Problem description: Where does the string "post" appear in the records? Copy every line that contains it.

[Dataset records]
• • • • • • •
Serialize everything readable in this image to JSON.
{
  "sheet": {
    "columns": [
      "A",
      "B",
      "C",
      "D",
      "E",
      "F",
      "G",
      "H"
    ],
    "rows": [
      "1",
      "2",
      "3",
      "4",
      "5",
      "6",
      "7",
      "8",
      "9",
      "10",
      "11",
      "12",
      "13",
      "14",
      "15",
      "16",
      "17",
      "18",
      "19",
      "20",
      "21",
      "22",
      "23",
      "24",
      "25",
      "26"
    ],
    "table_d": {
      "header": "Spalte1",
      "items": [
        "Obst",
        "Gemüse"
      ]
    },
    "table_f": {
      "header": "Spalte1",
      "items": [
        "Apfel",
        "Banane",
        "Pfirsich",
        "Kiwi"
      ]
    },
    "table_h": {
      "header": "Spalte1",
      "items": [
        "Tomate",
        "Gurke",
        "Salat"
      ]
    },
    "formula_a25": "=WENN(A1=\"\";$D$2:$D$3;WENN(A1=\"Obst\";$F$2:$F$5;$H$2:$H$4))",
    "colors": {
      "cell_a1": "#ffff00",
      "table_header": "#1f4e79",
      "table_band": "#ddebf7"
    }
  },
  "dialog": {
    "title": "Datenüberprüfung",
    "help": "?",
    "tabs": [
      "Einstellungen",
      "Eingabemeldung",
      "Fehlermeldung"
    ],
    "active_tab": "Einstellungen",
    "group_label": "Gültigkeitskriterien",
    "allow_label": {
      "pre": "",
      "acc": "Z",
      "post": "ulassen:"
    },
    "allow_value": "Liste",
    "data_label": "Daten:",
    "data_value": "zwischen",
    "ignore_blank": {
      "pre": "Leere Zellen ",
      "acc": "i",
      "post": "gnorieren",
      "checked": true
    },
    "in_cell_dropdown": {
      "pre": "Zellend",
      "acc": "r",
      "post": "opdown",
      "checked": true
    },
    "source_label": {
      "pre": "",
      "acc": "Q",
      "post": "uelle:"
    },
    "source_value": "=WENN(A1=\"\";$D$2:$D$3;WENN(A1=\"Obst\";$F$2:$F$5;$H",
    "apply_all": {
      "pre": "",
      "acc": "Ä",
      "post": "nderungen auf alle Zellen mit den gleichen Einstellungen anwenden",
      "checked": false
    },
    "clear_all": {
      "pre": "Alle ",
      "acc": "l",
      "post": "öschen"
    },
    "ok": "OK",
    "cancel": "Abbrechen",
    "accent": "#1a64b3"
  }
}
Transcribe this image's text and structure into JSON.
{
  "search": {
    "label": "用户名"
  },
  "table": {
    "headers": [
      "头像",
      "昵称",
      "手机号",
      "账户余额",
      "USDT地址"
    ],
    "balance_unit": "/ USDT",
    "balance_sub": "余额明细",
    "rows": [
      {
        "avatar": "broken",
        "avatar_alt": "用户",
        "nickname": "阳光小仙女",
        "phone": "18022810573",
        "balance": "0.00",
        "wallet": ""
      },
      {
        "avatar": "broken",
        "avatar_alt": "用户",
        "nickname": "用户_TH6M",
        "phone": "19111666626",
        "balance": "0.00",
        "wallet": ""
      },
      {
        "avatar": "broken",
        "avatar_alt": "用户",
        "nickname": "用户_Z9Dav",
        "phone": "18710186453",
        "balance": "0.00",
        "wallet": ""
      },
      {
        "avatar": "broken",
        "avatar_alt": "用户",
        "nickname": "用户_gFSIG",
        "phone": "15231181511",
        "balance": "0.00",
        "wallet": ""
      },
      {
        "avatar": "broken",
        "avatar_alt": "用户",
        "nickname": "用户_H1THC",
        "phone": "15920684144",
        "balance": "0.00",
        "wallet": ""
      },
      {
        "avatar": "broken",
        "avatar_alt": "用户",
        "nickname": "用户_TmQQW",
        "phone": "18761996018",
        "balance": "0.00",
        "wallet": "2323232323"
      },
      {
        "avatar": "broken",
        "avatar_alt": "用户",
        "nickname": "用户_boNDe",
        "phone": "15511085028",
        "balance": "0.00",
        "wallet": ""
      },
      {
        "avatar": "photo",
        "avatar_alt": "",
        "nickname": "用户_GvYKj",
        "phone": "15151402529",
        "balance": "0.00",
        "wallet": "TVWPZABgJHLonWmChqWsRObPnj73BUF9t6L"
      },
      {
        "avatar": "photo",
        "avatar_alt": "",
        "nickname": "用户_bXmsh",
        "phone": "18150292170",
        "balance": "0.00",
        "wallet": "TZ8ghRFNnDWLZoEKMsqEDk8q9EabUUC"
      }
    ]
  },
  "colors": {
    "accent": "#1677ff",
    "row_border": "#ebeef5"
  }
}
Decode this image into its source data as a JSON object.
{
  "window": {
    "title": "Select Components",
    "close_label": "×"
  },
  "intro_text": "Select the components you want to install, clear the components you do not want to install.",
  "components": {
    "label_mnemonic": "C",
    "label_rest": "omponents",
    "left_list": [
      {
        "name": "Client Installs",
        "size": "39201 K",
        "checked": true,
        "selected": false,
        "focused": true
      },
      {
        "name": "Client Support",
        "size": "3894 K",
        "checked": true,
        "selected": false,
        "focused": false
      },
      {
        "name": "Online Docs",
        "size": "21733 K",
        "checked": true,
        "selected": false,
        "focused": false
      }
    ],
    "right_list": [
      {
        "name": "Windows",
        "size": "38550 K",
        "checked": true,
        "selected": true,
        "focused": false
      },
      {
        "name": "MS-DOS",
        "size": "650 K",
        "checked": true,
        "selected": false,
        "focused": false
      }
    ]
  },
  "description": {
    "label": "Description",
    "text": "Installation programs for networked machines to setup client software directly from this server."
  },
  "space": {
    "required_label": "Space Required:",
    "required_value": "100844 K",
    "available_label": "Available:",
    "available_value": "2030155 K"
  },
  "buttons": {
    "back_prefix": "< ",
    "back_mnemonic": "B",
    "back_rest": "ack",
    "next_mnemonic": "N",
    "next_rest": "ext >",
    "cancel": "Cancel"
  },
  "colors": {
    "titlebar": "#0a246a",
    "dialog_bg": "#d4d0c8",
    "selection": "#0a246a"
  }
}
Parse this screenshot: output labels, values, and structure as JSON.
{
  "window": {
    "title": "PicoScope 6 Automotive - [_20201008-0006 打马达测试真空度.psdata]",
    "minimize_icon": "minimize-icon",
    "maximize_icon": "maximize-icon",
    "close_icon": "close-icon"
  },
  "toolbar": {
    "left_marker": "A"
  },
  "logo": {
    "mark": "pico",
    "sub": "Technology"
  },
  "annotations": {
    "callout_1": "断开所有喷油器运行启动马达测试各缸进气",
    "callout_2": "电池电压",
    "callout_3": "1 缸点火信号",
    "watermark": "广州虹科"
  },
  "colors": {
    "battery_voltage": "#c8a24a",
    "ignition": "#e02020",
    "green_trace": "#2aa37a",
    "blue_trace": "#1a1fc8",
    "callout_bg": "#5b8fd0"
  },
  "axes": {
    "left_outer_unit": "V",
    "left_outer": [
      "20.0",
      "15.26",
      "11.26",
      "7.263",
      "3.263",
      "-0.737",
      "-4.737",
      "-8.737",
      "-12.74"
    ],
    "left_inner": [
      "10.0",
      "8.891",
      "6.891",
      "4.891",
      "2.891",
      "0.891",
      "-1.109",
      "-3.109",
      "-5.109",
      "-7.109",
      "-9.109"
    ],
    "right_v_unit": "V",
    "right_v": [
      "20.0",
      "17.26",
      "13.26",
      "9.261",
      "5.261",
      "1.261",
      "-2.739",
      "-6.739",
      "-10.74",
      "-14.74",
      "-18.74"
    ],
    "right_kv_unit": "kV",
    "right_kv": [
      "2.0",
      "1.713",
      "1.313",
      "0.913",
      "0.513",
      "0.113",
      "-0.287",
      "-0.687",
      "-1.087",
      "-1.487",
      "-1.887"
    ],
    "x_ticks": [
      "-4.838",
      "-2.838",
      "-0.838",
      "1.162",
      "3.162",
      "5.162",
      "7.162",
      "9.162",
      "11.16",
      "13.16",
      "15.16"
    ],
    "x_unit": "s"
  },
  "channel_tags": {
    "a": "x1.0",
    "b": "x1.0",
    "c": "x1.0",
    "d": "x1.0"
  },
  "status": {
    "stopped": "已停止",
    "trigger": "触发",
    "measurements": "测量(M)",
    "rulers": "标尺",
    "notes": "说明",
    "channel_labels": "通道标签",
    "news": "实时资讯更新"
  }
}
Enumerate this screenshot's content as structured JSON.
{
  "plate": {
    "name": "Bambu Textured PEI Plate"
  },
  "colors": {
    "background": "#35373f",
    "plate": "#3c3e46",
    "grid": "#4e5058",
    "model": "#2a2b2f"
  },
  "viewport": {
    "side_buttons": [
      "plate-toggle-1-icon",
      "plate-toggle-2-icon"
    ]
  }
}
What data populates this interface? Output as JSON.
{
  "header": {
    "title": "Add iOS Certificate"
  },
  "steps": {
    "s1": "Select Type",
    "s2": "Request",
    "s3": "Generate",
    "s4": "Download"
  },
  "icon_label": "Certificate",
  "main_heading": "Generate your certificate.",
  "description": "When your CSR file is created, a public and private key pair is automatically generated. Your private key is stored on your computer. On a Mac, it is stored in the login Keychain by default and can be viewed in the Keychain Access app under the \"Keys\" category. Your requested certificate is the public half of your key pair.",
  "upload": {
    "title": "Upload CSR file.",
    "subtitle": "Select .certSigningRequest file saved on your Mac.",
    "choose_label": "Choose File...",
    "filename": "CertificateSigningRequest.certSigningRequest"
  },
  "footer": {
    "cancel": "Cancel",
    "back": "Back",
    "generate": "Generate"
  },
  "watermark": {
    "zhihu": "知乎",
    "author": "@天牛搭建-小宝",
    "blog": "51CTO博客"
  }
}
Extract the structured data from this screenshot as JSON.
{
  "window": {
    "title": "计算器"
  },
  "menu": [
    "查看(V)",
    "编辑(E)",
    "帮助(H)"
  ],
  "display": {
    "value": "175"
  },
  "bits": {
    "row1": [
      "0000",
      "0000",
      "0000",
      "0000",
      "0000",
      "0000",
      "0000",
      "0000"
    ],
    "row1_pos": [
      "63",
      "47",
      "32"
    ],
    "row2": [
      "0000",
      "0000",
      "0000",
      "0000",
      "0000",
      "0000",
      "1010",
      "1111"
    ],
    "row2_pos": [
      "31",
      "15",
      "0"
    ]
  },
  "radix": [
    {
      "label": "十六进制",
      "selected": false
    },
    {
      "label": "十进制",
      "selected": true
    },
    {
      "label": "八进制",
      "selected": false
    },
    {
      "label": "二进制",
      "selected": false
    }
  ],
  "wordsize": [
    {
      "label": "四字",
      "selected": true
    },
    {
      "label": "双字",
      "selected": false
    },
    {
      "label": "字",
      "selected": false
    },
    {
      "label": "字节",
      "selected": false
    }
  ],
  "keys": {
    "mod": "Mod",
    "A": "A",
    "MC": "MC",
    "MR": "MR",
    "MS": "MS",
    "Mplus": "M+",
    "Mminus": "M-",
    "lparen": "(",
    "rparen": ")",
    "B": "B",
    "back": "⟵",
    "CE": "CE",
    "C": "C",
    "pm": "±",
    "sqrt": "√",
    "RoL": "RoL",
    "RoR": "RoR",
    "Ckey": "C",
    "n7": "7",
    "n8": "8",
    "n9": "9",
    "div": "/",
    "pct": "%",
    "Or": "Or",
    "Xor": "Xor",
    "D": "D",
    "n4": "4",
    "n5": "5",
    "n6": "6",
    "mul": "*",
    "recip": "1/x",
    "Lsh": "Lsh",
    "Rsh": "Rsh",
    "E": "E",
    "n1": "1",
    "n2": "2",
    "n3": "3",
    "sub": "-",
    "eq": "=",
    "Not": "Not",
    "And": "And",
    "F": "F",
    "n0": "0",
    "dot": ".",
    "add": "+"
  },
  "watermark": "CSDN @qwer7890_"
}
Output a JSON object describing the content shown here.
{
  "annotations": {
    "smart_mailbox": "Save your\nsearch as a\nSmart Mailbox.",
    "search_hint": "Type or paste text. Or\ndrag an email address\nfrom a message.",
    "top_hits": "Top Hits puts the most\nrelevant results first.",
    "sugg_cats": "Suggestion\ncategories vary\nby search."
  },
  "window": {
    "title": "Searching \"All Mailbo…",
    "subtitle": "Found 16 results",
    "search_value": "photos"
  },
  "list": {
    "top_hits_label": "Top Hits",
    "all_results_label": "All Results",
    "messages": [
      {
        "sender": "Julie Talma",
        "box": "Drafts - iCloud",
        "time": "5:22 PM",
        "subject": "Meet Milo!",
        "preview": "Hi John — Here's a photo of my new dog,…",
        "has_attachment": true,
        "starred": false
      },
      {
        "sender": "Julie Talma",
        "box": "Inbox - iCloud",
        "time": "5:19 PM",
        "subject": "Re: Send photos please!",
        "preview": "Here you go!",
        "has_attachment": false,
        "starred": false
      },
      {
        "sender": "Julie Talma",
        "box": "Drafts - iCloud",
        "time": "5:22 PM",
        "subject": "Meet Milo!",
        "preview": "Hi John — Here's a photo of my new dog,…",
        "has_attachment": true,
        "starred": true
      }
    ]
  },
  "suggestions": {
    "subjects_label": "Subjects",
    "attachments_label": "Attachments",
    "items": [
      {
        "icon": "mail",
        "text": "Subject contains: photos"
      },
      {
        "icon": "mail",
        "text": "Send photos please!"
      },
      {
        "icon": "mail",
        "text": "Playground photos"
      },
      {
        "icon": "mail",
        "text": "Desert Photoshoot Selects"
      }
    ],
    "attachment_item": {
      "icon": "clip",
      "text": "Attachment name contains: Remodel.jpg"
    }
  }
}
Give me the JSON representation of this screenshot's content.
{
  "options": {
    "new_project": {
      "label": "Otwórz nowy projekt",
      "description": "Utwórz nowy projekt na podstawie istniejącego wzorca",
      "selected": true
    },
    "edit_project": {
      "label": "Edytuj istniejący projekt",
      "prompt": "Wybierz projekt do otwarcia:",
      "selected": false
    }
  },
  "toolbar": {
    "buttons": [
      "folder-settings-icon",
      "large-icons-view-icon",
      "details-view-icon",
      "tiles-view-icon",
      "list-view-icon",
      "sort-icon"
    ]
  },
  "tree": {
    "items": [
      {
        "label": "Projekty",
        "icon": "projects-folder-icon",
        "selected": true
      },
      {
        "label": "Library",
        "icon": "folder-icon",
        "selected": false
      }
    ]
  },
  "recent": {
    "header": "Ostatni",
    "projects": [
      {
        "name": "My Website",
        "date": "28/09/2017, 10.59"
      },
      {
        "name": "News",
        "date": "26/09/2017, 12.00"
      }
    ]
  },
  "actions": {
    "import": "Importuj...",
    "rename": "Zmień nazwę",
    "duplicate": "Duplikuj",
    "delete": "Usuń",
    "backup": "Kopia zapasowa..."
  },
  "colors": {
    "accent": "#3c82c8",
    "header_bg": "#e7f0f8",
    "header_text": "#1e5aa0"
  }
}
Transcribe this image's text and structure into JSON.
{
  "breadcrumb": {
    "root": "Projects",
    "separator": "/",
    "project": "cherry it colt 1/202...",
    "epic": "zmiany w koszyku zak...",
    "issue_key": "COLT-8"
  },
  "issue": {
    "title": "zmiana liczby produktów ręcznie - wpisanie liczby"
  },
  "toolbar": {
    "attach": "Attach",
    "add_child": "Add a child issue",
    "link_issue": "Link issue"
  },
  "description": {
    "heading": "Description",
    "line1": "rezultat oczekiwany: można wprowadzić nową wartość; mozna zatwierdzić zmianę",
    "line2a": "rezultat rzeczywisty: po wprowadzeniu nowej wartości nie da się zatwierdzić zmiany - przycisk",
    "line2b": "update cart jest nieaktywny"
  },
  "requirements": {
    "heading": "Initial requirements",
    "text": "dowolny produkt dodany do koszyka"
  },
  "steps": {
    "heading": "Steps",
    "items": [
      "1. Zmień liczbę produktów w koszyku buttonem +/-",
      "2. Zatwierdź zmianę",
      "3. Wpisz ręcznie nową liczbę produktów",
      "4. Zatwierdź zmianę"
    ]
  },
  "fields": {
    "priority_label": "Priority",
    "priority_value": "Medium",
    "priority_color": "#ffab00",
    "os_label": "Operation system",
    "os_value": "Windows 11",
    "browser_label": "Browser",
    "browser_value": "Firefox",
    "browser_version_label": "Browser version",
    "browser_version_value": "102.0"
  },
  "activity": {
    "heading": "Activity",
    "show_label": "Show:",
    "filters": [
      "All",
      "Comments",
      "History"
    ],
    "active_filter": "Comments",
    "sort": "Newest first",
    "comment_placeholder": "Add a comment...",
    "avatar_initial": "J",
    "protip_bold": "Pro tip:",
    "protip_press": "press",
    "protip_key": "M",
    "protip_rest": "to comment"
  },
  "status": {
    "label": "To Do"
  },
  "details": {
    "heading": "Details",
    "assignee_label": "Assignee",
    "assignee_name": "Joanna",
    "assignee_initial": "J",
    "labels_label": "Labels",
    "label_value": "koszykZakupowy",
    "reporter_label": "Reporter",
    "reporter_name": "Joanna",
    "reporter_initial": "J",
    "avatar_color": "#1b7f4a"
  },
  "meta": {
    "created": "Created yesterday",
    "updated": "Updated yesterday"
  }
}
• • • • • • •
Task solution:
      "post": "ulassen:"
      "post": "gnorieren",
      "post": "opdown",
      "post": "uelle:"
      "post": "nderungen auf alle Zellen mit den gleichen Einstellungen anwenden",
      "post": "öschen"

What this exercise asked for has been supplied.